▶ [Requirements]:
Retype the material word for word.

Figure content listings:
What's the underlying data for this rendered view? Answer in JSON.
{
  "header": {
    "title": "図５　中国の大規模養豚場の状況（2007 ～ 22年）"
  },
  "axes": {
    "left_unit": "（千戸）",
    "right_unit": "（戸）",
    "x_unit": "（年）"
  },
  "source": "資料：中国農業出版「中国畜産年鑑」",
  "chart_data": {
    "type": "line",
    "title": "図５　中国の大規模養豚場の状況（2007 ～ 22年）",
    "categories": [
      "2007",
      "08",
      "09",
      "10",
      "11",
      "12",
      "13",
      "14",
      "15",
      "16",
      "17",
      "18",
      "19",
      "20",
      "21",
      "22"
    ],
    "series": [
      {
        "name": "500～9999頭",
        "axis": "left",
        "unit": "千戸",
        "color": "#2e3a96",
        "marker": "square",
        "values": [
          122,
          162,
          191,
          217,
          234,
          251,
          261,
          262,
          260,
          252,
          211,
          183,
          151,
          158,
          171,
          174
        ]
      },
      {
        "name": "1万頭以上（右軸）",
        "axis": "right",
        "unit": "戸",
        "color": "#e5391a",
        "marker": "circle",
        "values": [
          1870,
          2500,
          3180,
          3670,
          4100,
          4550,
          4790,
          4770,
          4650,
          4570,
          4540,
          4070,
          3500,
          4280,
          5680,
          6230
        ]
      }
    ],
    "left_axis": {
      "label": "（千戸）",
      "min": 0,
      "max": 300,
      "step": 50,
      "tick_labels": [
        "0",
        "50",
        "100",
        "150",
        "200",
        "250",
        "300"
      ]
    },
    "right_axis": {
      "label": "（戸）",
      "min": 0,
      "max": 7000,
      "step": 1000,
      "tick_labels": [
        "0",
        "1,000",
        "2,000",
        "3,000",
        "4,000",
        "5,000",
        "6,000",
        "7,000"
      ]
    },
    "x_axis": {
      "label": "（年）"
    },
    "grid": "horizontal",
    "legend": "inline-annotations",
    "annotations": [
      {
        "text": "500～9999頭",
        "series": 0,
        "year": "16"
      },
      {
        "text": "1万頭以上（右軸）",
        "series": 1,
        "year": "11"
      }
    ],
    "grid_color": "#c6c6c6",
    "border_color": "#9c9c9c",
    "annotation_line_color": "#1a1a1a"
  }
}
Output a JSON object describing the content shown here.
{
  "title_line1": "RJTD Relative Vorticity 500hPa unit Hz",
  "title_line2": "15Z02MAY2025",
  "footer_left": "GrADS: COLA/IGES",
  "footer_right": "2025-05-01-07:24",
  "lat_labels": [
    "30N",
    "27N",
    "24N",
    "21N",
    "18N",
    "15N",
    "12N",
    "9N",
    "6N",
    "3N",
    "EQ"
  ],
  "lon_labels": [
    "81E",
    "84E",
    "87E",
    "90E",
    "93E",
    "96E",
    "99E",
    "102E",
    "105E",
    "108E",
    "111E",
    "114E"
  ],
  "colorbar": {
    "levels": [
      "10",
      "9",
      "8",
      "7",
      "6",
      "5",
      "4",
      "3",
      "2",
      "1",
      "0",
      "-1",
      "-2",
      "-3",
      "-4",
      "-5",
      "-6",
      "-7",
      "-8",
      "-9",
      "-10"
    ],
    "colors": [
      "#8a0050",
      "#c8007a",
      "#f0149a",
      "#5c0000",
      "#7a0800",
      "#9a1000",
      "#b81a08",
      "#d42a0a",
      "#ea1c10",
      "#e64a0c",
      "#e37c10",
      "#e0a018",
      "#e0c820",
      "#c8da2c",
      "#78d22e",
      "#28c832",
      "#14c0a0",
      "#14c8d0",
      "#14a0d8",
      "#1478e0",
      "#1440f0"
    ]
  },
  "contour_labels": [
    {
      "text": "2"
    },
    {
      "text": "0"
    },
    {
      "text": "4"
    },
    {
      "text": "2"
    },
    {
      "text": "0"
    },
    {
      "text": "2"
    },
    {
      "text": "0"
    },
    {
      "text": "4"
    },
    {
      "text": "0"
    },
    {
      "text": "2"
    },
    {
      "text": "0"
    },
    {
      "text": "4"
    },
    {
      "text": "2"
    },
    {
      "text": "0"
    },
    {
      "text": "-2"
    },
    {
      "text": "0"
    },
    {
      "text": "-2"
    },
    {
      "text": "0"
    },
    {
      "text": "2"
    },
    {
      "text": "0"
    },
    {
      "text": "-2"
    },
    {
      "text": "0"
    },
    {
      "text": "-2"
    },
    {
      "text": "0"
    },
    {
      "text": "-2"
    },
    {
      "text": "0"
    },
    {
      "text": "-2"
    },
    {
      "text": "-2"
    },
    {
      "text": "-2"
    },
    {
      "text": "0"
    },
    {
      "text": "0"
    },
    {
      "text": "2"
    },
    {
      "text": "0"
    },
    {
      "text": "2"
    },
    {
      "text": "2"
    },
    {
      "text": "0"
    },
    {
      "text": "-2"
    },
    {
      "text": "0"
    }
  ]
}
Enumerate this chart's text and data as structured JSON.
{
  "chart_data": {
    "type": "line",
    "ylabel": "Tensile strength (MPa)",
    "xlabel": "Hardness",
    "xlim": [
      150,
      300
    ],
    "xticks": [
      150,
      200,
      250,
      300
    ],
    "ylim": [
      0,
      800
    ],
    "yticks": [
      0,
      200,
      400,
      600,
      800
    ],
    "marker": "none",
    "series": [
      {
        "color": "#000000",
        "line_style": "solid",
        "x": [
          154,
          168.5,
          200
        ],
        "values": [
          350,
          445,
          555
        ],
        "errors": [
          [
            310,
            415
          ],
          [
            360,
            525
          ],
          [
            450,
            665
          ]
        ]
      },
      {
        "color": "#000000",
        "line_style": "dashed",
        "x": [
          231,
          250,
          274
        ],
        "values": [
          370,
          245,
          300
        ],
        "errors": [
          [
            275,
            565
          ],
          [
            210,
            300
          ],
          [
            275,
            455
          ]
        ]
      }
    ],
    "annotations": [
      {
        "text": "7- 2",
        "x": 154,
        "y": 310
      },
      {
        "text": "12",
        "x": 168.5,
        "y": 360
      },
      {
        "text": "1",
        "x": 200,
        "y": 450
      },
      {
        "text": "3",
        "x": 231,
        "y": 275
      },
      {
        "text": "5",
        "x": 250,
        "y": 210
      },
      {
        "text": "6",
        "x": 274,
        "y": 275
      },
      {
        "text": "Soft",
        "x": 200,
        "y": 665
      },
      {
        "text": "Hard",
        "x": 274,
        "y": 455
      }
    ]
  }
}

▶ [Written answer]:
What's the underlying data for this rendered view? Answer in JSON.
{
  "header": {
    "title": "図５　中国の大規模養豚場の状況（2007 ～ 22年）"
  },
  "axes": {
    "left_unit": "（千戸）",
    "right_unit": "（戸）",
    "x_unit": "（年）"
  },
  "source": "資料：中国農業出版「中国畜産年鑑」",
  "chart_data": {
    "type": "line",
    "title": "図５　中国の大規模養豚場の状況（2007 ～ 22年）",
    "categories": [
      "2007",
      "08",
      "09",
      "10",
      "11",
      "12",
      "13",
      "14",
      "15",
      "16",
      "17",
      "18",
      "19",
      "20",
      "21",
      "22"
    ],
    "series": [
      {
        "name": "500～9999頭",
        "axis": "left",
        "unit": "千戸",
        "color": "#2e3a96",
        "marker": "square",
        "values": [
          122,
          162,
          191,
          217,
          234,
          251,
          261,
          262,
          260,
          252,
          211,
          183,
          151,
          158,
          171,
          174
        ]
      },
      {
        "name": "1万頭以上（右軸）",
        "axis": "right",
        "unit": "戸",
        "color": "#e5391a",
        "marker": "circle",
        "values": [
          1870,
          2500,
          3180,
          3670,
          4100,
          4550,
          4790,
          4770,
          4650,
          4570,
          4540,
          4070,
          3500,
          4280,
          5680,
          6230
        ]
      }
    ],
    "left_axis": {
      "label": "（千戸）",
      "min": 0,
      "max": 300,
      "step": 50,
      "tick_labels": [
        "0",
        "50",
        "100",
        "150",
        "200",
        "250",
        "300"
      ]
    },
    "right_axis": {
      "label": "（戸）",
      "min": 0,
      "max": 7000,
      "step": 1000,
      "tick_labels": [
        "0",
        "1,000",
        "2,000",
        "3,000",
        "4,000",
        "5,000",
        "6,000",
        "7,000"
      ]
    },
    "x_axis": {
      "label": "（年）"
    },
    "grid": "horizontal",
    "legend": "inline-annotations",
    "annotations": [
      {
        "text": "500～9999頭",
        "series": 0,
        "year": "16"
      },
      {
        "text": "1万頭以上（右軸）",
        "series": 1,
        "year": "11"
      }
    ],
    "grid_color": "#c6c6c6",
    "border_color": "#9c9c9c",
    "annotation_line_color": "#1a1a1a"
  }
}
Output a JSON object describing the content shown here.
{
  "title_line1": "RJTD Relative Vorticity 500hPa unit Hz",
  "title_line2": "15Z02MAY2025",
  "footer_left": "GrADS: COLA/IGES",
  "footer_right": "2025-05-01-07:24",
  "lat_labels": [
    "30N",
    "27N",
    "24N",
    "21N",
    "18N",
    "15N",
    "12N",
    "9N",
    "6N",
    "3N",
    "EQ"
  ],
  "lon_labels": [
    "81E",
    "84E",
    "87E",
    "90E",
    "93E",
    "96E",
    "99E",
    "102E",
    "105E",
    "108E",
    "111E",
    "114E"
  ],
  "colorbar": {
    "levels": [
      "10",
      "9",
      "8",
      "7",
      "6",
      "5",
      "4",
      "3",
      "2",
      "1",
      "0",
      "-1",
      "-2",
      "-3",
      "-4",
      "-5",
      "-6",
      "-7",
      "-8",
      "-9",
      "-10"
    ],
    "colors": [
      "#8a0050",
      "#c8007a",
      "#f0149a",
      "#5c0000",
      "#7a0800",
      "#9a1000",
      "#b81a08",
      "#d42a0a",
      "#ea1c10",
      "#e64a0c",
      "#e37c10",
      "#e0a018",
      "#e0c820",
      "#c8da2c",
      "#78d22e",
      "#28c832",
      "#14c0a0",
      "#14c8d0",
      "#14a0d8",
      "#1478e0",
      "#1440f0"
    ]
  },
  "contour_labels": [
    {
      "text": "2"
    },
    {
      "text": "0"
    },
    {
      "text": "4"
    },
    {
      "text": "2"
    },
    {
      "text": "0"
    },
    {
      "text": "2"
    },
    {
      "text": "0"
    },
    {
      "text": "4"
    },
    {
      "text": "0"
    },
    {
      "text": "2"
    },
    {
      "text": "0"
    },
    {
      "text": "4"
    },
    {
      "text": "2"
    },
    {
      "text": "0"
    },
    {
      "text": "-2"
    },
    {
      "text": "0"
    },
    {
      "text": "-2"
    },
    {
      "text": "0"
    },
    {
      "text": "2"
    },
    {
      "text": "0"
    },
    {
      "text": "-2"
    },
    {
      "text": "0"
    },
    {
      "text": "-2"
    },
    {
      "text": "0"
    },
    {
      "text": "-2"
    },
    {
      "text": "0"
    },
    {
      "text": "-2"
    },
    {
      "text": "-2"
    },
    {
      "text": "-2"
    },
    {
      "text": "0"
    },
    {
      "text": "0"
    },
    {
      "text": "2"
    },
    {
      "text": "0"
    },
    {
      "text": "2"
    },
    {
      "text": "2"
    },
    {
      "text": "0"
    },
    {
      "text": "-2"
    },
    {
      "text": "0"
    }
  ]
}
Enumerate this chart's text and data as structured JSON.
{
  "chart_data": {
    "type": "line",
    "ylabel": "Tensile strength (MPa)",
    "xlabel": "Hardness",
    "xlim": [
      150,
      300
    ],
    "xticks": [
      150,
      200,
      250,
      300
    ],
    "ylim": [
      0,
      800
    ],
    "yticks": [
      0,
      200,
      400,
      600,
      800
    ],
    "marker": "none",
    "series": [
      {
        "color": "#000000",
        "line_style": "solid",
        "x": [
          154,
          168.5,
          200
        ],
        "values": [
          350,
          445,
          555
        ],
        "errors": [
          [
            310,
            415
          ],
          [
            360,
            525
          ],
          [
            450,
            665
          ]
        ]
      },
      {
        "color": "#000000",
        "line_style": "dashed",
        "x": [
          231,
          250,
          274
        ],
        "values": [
          370,
          245,
          300
        ],
        "errors": [
          [
            275,
            565
          ],
          [
            210,
            300
          ],
          [
            275,
            455
          ]
        ]
      }
    ],
    "annotations": [
      {
        "text": "7- 2",
        "x": 154,
        "y": 310
      },
      {
        "text": "12",
        "x": 168.5,
        "y": 360
      },
      {
        "text": "1",
        "x": 200,
        "y": 450
      },
      {
        "text": "3",
        "x": 231,
        "y": 275
      },
      {
        "text": "5",
        "x": 250,
        "y": 210
      },
      {
        "text": "6",
        "x": 274,
        "y": 275
      },
      {
        "text": "Soft",
        "x": 200,
        "y": 665
      },
      {
        "text": "Hard",
        "x": 274,
        "y": 455
      }
    ]
  }
}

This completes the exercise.